Provide an exact copy of the data, excluding the images.
[Entries shown start]
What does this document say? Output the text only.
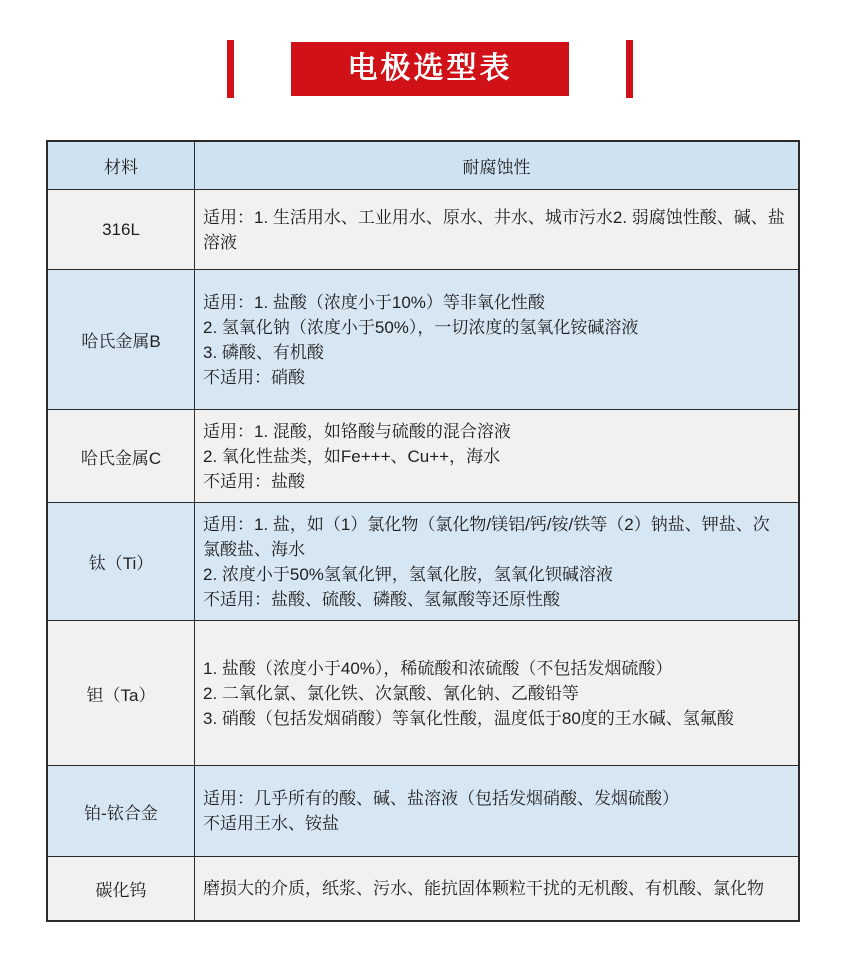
电极选型表
材料	耐腐蚀性
316L	适用：1. 生活用水、工业用水、原水、井水、城市污水2. 弱腐蚀性酸、碱、盐溶液

哈氏金属B	适用：1. 盐酸（浓度小于10%）等非氧化性酸
2. 氢氧化钠（浓度小于50%），一切浓度的氢氧化铵碱溶液
3. 磷酸、有机酸
不适用：硝酸

哈氏金属C	适用：1. 混酸，如铬酸与硫酸的混合溶液
2. 氧化性盐类，如Fe+++、Cu++，海水
不适用：盐酸

钛（Ti）	适用：1. 盐，如（1）氯化物（氯化物/镁铝/钙/铵/铁等（2）钠盐、钾盐、次氯酸盐、海水
2. 浓度小于50%氢氧化钾，氢氧化胺，氢氧化钡碱溶液
不适用：盐酸、硫酸、磷酸、氢氟酸等还原性酸

钽（Ta）	1. 盐酸（浓度小于40%），稀硫酸和浓硫酸（不包括发烟硫酸）
2. 二氧化氯、氯化铁、次氯酸、氰化钠、乙酸铅等
3. 硝酸（包括发烟硝酸）等氧化性酸，温度低于80度的王水碱、氢氟酸

铂-铱合金	适用：几乎所有的酸、碱、盐溶液（包括发烟硝酸、发烟硫酸）
不适用王水、铵盐

碳化钨	磨损大的介质，纸浆、污水、能抗固体颗粒干扰的无机酸、有机酸、氯化物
[Entries shown end]
Solution =
What does this document say? Output the text only.
电极选型表
材料	耐腐蚀性
316L	适用：1. 生活用水、工业用水、原水、井水、城市污水2. 弱腐蚀性酸、碱、盐溶液

哈氏金属B	适用：1. 盐酸（浓度小于10%）等非氧化性酸
2. 氢氧化钠（浓度小于50%），一切浓度的氢氧化铵碱溶液
3. 磷酸、有机酸
不适用：硝酸

哈氏金属C	适用：1. 混酸，如铬酸与硫酸的混合溶液
2. 氧化性盐类，如Fe+++、Cu++，海水
不适用：盐酸

钛（Ti）	适用：1. 盐，如（1）氯化物（氯化物/镁铝/钙/铵/铁等（2）钠盐、钾盐、次氯酸盐、海水
2. 浓度小于50%氢氧化钾，氢氧化胺，氢氧化钡碱溶液
不适用：盐酸、硫酸、磷酸、氢氟酸等还原性酸

钽（Ta）	1. 盐酸（浓度小于40%），稀硫酸和浓硫酸（不包括发烟硫酸）
2. 二氧化氯、氯化铁、次氯酸、氰化钠、乙酸铅等
3. 硝酸（包括发烟硝酸）等氧化性酸，温度低于80度的王水碱、氢氟酸

铂-铱合金	适用：几乎所有的酸、碱、盐溶液（包括发烟硝酸、发烟硫酸）
不适用王水、铵盐

碳化钨	磨损大的介质，纸浆、污水、能抗固体颗粒干扰的无机酸、有机酸、氯化物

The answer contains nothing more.